● Work instructions: Return the entries below in their exact form, leaving the pictures out.
## Start Material shown
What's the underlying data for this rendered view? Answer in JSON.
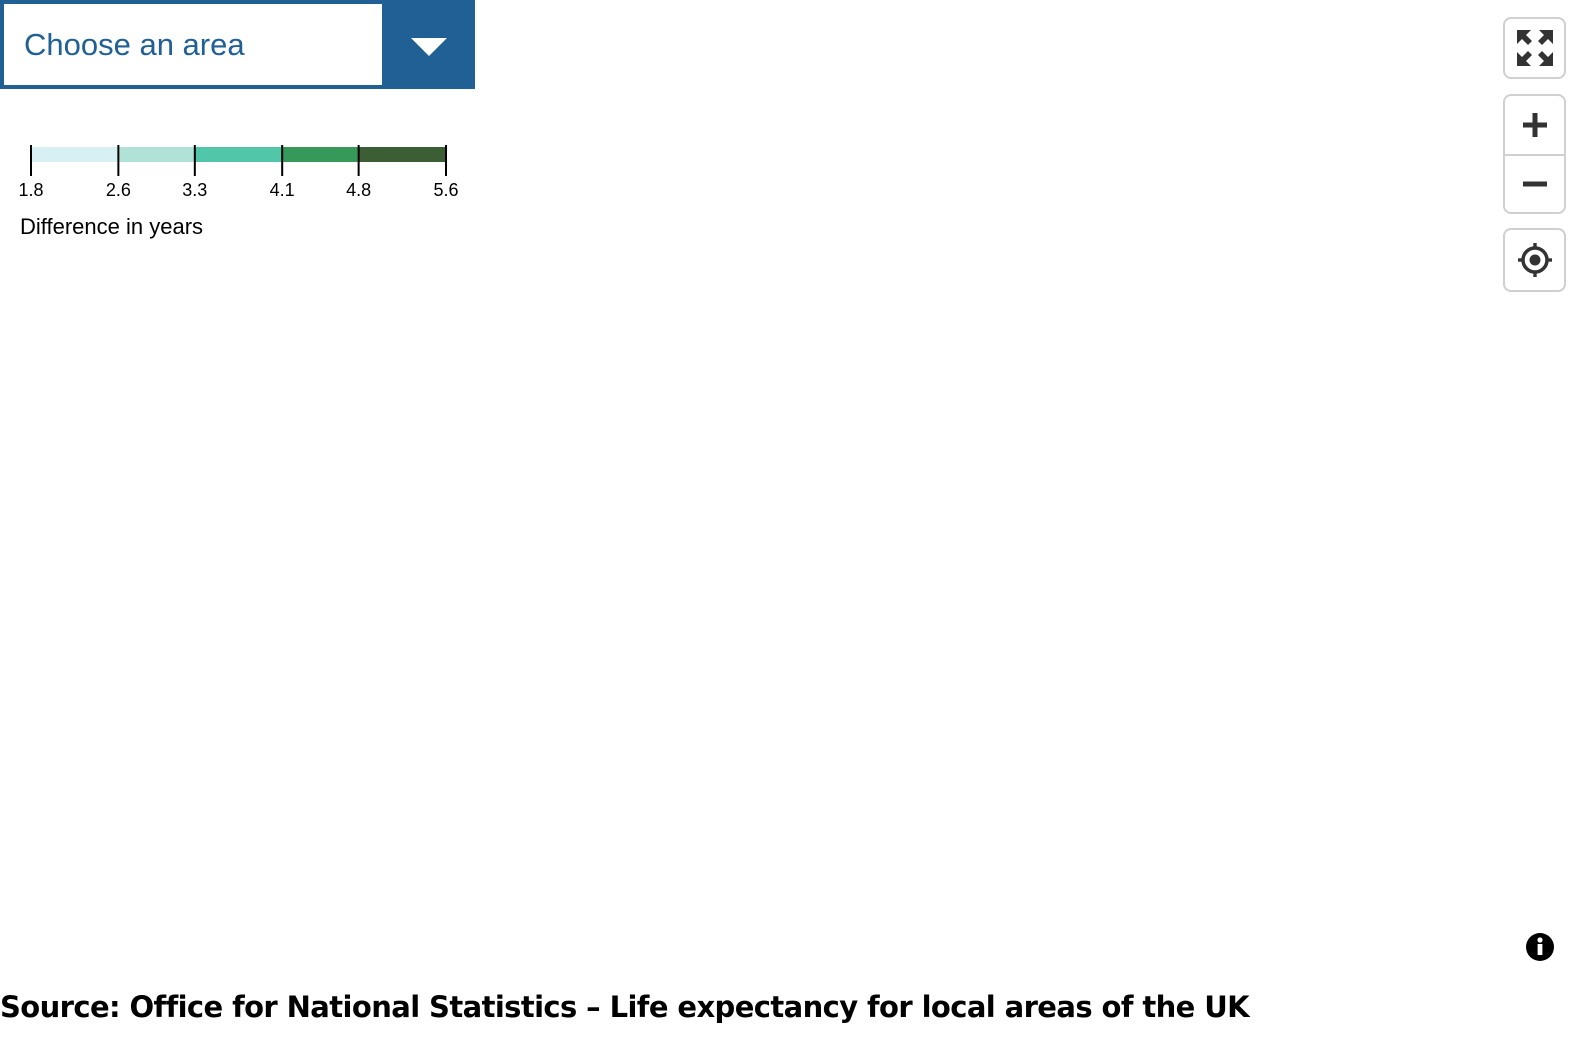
{
  "area_select": {
    "placeholder": "Choose an area",
    "toggle_icon": "chevron-down-icon",
    "accent_color": "#206095"
  },
  "legend": {
    "title": "Difference in years",
    "breaks": [
      "1.8",
      "2.6",
      "3.3",
      "4.1",
      "4.8",
      "5.6"
    ],
    "colors": [
      "#d6f0f4",
      "#b1e2d8",
      "#52c6a8",
      "#36995a",
      "#3c5e34"
    ]
  },
  "map_controls": {
    "fullscreen_icon": "fullscreen-icon",
    "zoom_in_icon": "plus-icon",
    "zoom_out_icon": "minus-icon",
    "locate_icon": "geolocate-icon",
    "info_icon": "info-icon"
  },
  "source": {
    "text": "Source: Office for National Statistics – Life expectancy for local areas of the UK"
  }
}
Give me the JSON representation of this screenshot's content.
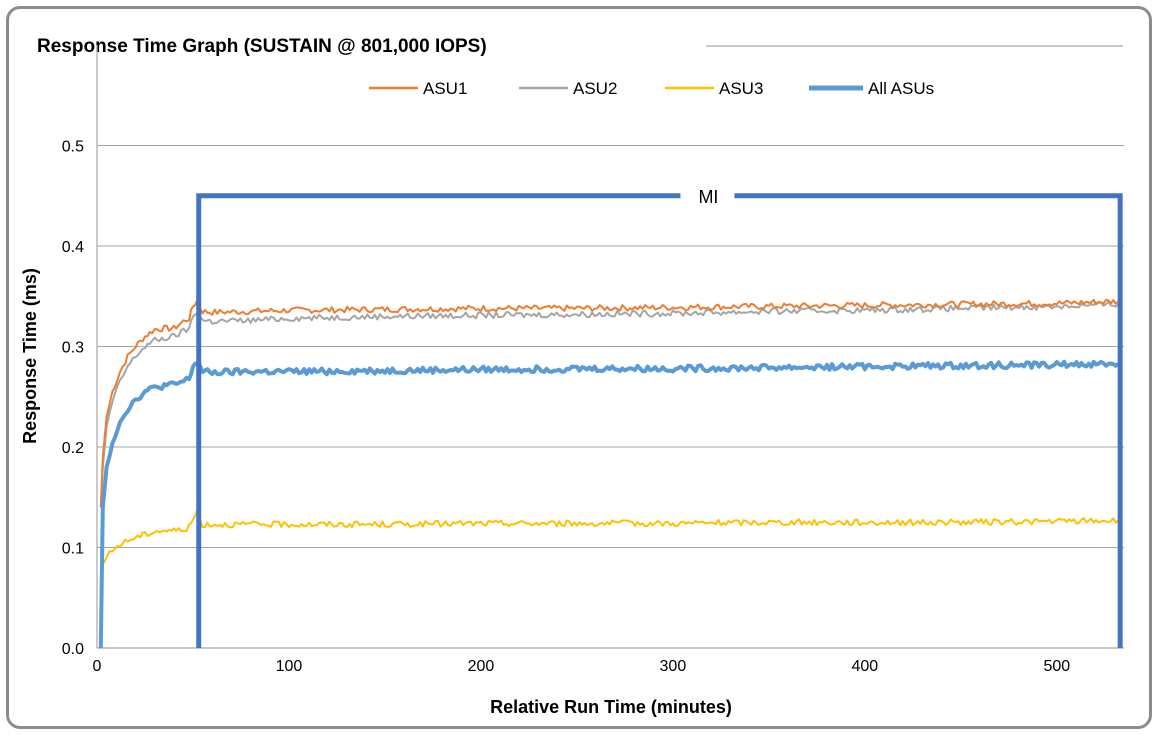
{
  "colors": {
    "asu1": "#ED7D31",
    "asu2": "#A5A5A5",
    "asu3": "#FFC000",
    "all": "#5B9BD5",
    "mi": "#4472C4",
    "grid": "#a6a6a6",
    "frame": "#8c8c8c"
  },
  "chart_data": {
    "type": "line",
    "title": "Response Time Graph (SUSTAIN @ 801,000 IOPS)",
    "xlabel": "Relative Run Time (minutes)",
    "ylabel": "Response Time (ms)",
    "xlim": [
      0,
      535
    ],
    "ylim": [
      0,
      0.6
    ],
    "xticks": [
      "0",
      "100",
      "200",
      "300",
      "400",
      "500"
    ],
    "xtick_values": [
      0,
      100,
      200,
      300,
      400,
      500
    ],
    "yticks": [
      "0.0",
      "0.1",
      "0.2",
      "0.3",
      "0.4",
      "0.5"
    ],
    "ytick_values": [
      0,
      0.1,
      0.2,
      0.3,
      0.4,
      0.5
    ],
    "grid": "horizontal",
    "legend_position": "top",
    "series": [
      {
        "name": "ASU1",
        "color": "#ED7D31",
        "x": [
          2,
          3,
          5,
          8,
          12,
          16,
          20,
          25,
          30,
          35,
          40,
          45,
          48,
          50,
          52,
          55,
          60,
          80,
          100,
          150,
          200,
          250,
          300,
          350,
          400,
          450,
          500,
          532
        ],
        "y": [
          0.14,
          0.19,
          0.23,
          0.255,
          0.275,
          0.29,
          0.3,
          0.31,
          0.317,
          0.318,
          0.318,
          0.325,
          0.328,
          0.34,
          0.345,
          0.335,
          0.334,
          0.335,
          0.336,
          0.337,
          0.338,
          0.338,
          0.339,
          0.34,
          0.341,
          0.342,
          0.343,
          0.345
        ]
      },
      {
        "name": "ASU2",
        "color": "#A5A5A5",
        "x": [
          2,
          3,
          5,
          8,
          12,
          16,
          20,
          25,
          30,
          35,
          40,
          45,
          48,
          50,
          52,
          55,
          60,
          80,
          100,
          150,
          200,
          250,
          300,
          350,
          400,
          450,
          500,
          532
        ],
        "y": [
          0.14,
          0.18,
          0.22,
          0.245,
          0.265,
          0.28,
          0.29,
          0.3,
          0.306,
          0.308,
          0.31,
          0.315,
          0.318,
          0.33,
          0.335,
          0.326,
          0.325,
          0.326,
          0.328,
          0.33,
          0.331,
          0.332,
          0.333,
          0.335,
          0.336,
          0.338,
          0.34,
          0.342
        ]
      },
      {
        "name": "ASU3",
        "color": "#FFC000",
        "x": [
          2,
          3,
          5,
          8,
          12,
          16,
          20,
          25,
          30,
          35,
          40,
          45,
          48,
          50,
          52,
          55,
          60,
          80,
          100,
          150,
          200,
          250,
          300,
          350,
          400,
          450,
          500,
          532
        ],
        "y": [
          0.085,
          0.083,
          0.09,
          0.097,
          0.103,
          0.107,
          0.11,
          0.113,
          0.116,
          0.117,
          0.117,
          0.118,
          0.12,
          0.128,
          0.135,
          0.123,
          0.123,
          0.123,
          0.123,
          0.123,
          0.124,
          0.124,
          0.124,
          0.125,
          0.125,
          0.125,
          0.126,
          0.127
        ]
      },
      {
        "name": "All ASUs",
        "color": "#5B9BD5",
        "x": [
          2,
          3,
          5,
          8,
          12,
          16,
          20,
          25,
          30,
          35,
          40,
          45,
          48,
          50,
          52,
          55,
          60,
          80,
          100,
          150,
          200,
          250,
          300,
          350,
          400,
          450,
          500,
          532
        ],
        "y": [
          0.0,
          0.14,
          0.18,
          0.205,
          0.225,
          0.238,
          0.247,
          0.255,
          0.259,
          0.261,
          0.262,
          0.265,
          0.268,
          0.28,
          0.285,
          0.275,
          0.274,
          0.275,
          0.275,
          0.276,
          0.277,
          0.278,
          0.278,
          0.279,
          0.28,
          0.281,
          0.282,
          0.283
        ]
      }
    ],
    "annotations": [
      {
        "label": "MI",
        "x_start": 53,
        "x_end": 533,
        "y": 0.45
      }
    ]
  }
}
## End Material shown
● Solution to the problem:
What's the underlying data for this rendered view? Answer in JSON.
{
  "area_select": {
    "placeholder": "Choose an area",
    "toggle_icon": "chevron-down-icon",
    "accent_color": "#206095"
  },
  "legend": {
    "title": "Difference in years",
    "breaks": [
      "1.8",
      "2.6",
      "3.3",
      "4.1",
      "4.8",
      "5.6"
    ],
    "colors": [
      "#d6f0f4",
      "#b1e2d8",
      "#52c6a8",
      "#36995a",
      "#3c5e34"
    ]
  },
  "map_controls": {
    "fullscreen_icon": "fullscreen-icon",
    "zoom_in_icon": "plus-icon",
    "zoom_out_icon": "minus-icon",
    "locate_icon": "geolocate-icon",
    "info_icon": "info-icon"
  },
  "source": {
    "text": "Source: Office for National Statistics – Life expectancy for local areas of the UK"
  }
}
Give me the JSON representation of this screenshot's content.
{
  "colors": {
    "asu1": "#ED7D31",
    "asu2": "#A5A5A5",
    "asu3": "#FFC000",
    "all": "#5B9BD5",
    "mi": "#4472C4",
    "grid": "#a6a6a6",
    "frame": "#8c8c8c"
  },
  "chart_data": {
    "type": "line",
    "title": "Response Time Graph (SUSTAIN @ 801,000 IOPS)",
    "xlabel": "Relative Run Time (minutes)",
    "ylabel": "Response Time (ms)",
    "xlim": [
      0,
      535
    ],
    "ylim": [
      0,
      0.6
    ],
    "xticks": [
      "0",
      "100",
      "200",
      "300",
      "400",
      "500"
    ],
    "xtick_values": [
      0,
      100,
      200,
      300,
      400,
      500
    ],
    "yticks": [
      "0.0",
      "0.1",
      "0.2",
      "0.3",
      "0.4",
      "0.5"
    ],
    "ytick_values": [
      0,
      0.1,
      0.2,
      0.3,
      0.4,
      0.5
    ],
    "grid": "horizontal",
    "legend_position": "top",
    "series": [
      {
        "name": "ASU1",
        "color": "#ED7D31",
        "x": [
          2,
          3,
          5,
          8,
          12,
          16,
          20,
          25,
          30,
          35,
          40,
          45,
          48,
          50,
          52,
          55,
          60,
          80,
          100,
          150,
          200,
          250,
          300,
          350,
          400,
          450,
          500,
          532
        ],
        "y": [
          0.14,
          0.19,
          0.23,
          0.255,
          0.275,
          0.29,
          0.3,
          0.31,
          0.317,
          0.318,
          0.318,
          0.325,
          0.328,
          0.34,
          0.345,
          0.335,
          0.334,
          0.335,
          0.336,
          0.337,
          0.338,
          0.338,
          0.339,
          0.34,
          0.341,
          0.342,
          0.343,
          0.345
        ]
      },
      {
        "name": "ASU2",
        "color": "#A5A5A5",
        "x": [
          2,
          3,
          5,
          8,
          12,
          16,
          20,
          25,
          30,
          35,
          40,
          45,
          48,
          50,
          52,
          55,
          60,
          80,
          100,
          150,
          200,
          250,
          300,
          350,
          400,
          450,
          500,
          532
        ],
        "y": [
          0.14,
          0.18,
          0.22,
          0.245,
          0.265,
          0.28,
          0.29,
          0.3,
          0.306,
          0.308,
          0.31,
          0.315,
          0.318,
          0.33,
          0.335,
          0.326,
          0.325,
          0.326,
          0.328,
          0.33,
          0.331,
          0.332,
          0.333,
          0.335,
          0.336,
          0.338,
          0.34,
          0.342
        ]
      },
      {
        "name": "ASU3",
        "color": "#FFC000",
        "x": [
          2,
          3,
          5,
          8,
          12,
          16,
          20,
          25,
          30,
          35,
          40,
          45,
          48,
          50,
          52,
          55,
          60,
          80,
          100,
          150,
          200,
          250,
          300,
          350,
          400,
          450,
          500,
          532
        ],
        "y": [
          0.085,
          0.083,
          0.09,
          0.097,
          0.103,
          0.107,
          0.11,
          0.113,
          0.116,
          0.117,
          0.117,
          0.118,
          0.12,
          0.128,
          0.135,
          0.123,
          0.123,
          0.123,
          0.123,
          0.123,
          0.124,
          0.124,
          0.124,
          0.125,
          0.125,
          0.125,
          0.126,
          0.127
        ]
      },
      {
        "name": "All ASUs",
        "color": "#5B9BD5",
        "x": [
          2,
          3,
          5,
          8,
          12,
          16,
          20,
          25,
          30,
          35,
          40,
          45,
          48,
          50,
          52,
          55,
          60,
          80,
          100,
          150,
          200,
          250,
          300,
          350,
          400,
          450,
          500,
          532
        ],
        "y": [
          0.0,
          0.14,
          0.18,
          0.205,
          0.225,
          0.238,
          0.247,
          0.255,
          0.259,
          0.261,
          0.262,
          0.265,
          0.268,
          0.28,
          0.285,
          0.275,
          0.274,
          0.275,
          0.275,
          0.276,
          0.277,
          0.278,
          0.278,
          0.279,
          0.28,
          0.281,
          0.282,
          0.283
        ]
      }
    ],
    "annotations": [
      {
        "label": "MI",
        "x_start": 53,
        "x_end": 533,
        "y": 0.45
      }
    ]
  }
}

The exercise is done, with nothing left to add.